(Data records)

════════

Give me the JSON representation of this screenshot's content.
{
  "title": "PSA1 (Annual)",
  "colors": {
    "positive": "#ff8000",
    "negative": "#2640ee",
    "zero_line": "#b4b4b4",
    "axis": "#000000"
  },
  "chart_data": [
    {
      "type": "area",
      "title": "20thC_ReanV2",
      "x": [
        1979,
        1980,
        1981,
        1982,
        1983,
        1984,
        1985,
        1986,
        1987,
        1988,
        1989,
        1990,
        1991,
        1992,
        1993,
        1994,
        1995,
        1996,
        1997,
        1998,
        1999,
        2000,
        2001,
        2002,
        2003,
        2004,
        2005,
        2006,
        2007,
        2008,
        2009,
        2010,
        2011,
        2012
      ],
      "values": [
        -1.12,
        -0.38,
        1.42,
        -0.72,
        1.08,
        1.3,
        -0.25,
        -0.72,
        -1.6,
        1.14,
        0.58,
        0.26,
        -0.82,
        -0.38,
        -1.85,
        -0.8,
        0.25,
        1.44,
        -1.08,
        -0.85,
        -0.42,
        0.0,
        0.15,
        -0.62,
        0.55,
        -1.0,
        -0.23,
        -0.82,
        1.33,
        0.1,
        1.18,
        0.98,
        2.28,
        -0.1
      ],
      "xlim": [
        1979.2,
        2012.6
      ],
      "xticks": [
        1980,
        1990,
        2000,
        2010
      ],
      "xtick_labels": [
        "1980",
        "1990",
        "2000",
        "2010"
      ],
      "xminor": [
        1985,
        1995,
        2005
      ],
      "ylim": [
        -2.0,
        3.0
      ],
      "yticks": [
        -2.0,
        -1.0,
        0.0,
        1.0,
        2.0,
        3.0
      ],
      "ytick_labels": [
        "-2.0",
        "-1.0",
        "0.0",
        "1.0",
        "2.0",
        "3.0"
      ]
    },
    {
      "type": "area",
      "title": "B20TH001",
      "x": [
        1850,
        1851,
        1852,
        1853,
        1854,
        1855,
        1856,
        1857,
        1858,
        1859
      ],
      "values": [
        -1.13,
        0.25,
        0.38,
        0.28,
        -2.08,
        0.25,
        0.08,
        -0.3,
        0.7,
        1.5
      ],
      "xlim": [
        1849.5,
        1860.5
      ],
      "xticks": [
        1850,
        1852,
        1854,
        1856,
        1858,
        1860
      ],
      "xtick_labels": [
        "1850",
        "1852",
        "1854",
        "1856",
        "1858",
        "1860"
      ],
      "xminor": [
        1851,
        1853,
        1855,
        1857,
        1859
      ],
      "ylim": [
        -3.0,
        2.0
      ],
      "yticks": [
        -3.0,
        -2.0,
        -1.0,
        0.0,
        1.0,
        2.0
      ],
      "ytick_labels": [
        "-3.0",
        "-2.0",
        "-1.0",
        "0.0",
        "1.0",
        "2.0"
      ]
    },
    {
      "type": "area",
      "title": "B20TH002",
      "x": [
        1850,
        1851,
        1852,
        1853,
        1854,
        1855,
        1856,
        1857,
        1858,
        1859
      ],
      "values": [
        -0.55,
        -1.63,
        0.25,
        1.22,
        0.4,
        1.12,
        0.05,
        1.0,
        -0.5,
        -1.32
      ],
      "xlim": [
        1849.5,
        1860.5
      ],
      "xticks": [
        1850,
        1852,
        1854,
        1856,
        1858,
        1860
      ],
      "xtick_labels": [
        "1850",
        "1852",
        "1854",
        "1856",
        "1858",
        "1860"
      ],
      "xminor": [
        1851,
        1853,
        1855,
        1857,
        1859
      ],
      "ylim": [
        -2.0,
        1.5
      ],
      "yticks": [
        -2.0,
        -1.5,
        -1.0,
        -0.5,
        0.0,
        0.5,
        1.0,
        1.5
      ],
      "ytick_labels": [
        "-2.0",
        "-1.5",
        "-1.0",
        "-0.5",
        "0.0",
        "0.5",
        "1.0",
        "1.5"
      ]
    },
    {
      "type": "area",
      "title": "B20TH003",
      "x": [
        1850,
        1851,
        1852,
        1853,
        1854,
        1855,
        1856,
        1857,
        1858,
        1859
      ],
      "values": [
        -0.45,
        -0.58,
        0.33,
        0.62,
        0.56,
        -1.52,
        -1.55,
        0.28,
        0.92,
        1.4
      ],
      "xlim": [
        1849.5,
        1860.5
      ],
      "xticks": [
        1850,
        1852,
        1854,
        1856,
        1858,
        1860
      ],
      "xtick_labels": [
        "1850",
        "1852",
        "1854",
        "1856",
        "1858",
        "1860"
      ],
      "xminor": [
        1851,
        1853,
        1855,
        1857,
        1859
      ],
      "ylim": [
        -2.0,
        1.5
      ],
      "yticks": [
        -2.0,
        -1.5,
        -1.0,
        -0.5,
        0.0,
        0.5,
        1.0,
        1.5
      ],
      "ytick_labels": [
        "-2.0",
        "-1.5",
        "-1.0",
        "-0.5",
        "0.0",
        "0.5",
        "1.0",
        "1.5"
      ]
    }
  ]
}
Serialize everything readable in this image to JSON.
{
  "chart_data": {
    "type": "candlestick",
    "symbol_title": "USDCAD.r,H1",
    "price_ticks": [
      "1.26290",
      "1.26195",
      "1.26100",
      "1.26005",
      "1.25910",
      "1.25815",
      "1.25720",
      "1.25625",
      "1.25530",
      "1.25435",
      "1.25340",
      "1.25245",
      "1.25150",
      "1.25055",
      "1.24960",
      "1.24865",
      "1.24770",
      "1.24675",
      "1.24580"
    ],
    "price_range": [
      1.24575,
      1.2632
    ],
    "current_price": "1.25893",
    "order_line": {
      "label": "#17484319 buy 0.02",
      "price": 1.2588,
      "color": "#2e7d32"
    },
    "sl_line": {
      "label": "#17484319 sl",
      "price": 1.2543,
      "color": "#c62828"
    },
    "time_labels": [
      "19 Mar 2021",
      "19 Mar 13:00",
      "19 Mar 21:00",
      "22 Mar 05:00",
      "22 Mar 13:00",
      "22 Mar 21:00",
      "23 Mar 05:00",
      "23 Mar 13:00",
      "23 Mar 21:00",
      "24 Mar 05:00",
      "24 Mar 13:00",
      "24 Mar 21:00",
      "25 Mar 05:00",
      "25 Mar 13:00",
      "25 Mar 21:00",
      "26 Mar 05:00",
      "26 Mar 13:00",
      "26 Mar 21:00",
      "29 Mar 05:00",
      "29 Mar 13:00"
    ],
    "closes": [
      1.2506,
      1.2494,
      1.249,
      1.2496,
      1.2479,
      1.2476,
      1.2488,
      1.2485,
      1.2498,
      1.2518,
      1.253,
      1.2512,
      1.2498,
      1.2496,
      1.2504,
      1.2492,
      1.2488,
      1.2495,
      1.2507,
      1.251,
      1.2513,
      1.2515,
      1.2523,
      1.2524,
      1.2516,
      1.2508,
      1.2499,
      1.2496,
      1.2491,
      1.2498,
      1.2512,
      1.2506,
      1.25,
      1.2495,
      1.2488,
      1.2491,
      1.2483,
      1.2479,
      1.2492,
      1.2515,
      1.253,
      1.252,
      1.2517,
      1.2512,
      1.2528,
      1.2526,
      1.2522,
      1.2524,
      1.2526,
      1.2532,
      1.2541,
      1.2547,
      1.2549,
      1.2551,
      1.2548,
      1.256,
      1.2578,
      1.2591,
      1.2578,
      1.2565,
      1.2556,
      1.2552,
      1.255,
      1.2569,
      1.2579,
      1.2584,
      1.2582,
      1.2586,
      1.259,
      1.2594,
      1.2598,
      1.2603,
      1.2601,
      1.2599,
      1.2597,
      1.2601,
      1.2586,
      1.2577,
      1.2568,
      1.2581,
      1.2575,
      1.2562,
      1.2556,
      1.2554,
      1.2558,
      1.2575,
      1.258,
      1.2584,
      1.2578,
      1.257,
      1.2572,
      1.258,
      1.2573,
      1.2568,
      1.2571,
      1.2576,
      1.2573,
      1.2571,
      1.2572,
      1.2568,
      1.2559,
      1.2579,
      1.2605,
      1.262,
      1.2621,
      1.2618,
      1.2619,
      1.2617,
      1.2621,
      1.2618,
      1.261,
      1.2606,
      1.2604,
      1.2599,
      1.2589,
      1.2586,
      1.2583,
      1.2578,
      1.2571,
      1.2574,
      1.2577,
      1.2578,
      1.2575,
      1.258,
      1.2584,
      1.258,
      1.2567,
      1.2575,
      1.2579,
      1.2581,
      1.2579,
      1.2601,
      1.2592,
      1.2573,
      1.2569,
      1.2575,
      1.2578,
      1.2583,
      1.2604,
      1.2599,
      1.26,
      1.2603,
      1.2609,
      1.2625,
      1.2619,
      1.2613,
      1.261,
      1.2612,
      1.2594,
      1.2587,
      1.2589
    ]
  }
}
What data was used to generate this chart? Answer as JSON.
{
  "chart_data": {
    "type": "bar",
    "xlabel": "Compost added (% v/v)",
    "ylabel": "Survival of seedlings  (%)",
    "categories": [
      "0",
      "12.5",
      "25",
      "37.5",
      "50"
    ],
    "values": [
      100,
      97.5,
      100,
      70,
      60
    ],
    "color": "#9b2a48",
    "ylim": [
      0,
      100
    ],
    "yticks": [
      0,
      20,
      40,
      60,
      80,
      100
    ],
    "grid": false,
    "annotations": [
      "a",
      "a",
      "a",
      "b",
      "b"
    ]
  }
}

════════

● **Exercise**: Copy each line above that contains the word "this".

● **Task response**:
Give me the JSON representation of this screenshot's content.
Serialize everything readable in this image to JSON.
What data was used to generate this chart? Answer as JSON.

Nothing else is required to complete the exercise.